Give the count of lines containing the string "text", with no other output.

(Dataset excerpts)
╔══

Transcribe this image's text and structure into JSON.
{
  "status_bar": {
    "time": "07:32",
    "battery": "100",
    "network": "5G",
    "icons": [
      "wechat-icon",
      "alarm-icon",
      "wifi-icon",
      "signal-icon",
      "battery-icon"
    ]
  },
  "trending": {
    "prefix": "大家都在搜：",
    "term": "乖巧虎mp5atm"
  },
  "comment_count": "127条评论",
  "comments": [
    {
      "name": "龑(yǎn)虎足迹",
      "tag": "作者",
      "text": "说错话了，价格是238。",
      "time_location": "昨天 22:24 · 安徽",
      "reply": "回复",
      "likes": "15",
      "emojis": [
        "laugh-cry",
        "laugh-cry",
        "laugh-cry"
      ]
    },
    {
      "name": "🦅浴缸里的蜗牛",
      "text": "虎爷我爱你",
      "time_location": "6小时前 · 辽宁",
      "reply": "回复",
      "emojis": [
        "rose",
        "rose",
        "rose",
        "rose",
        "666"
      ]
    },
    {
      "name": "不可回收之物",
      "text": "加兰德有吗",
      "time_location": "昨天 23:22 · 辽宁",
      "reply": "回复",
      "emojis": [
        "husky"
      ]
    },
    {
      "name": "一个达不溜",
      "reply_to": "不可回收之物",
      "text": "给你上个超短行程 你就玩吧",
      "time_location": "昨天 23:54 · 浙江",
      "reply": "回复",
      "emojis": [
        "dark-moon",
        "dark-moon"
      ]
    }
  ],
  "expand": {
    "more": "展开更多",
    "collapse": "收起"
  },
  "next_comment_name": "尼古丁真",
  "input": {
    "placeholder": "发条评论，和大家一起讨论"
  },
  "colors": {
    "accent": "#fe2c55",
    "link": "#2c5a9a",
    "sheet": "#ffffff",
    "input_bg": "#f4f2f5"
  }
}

╚══

§ Task result:
5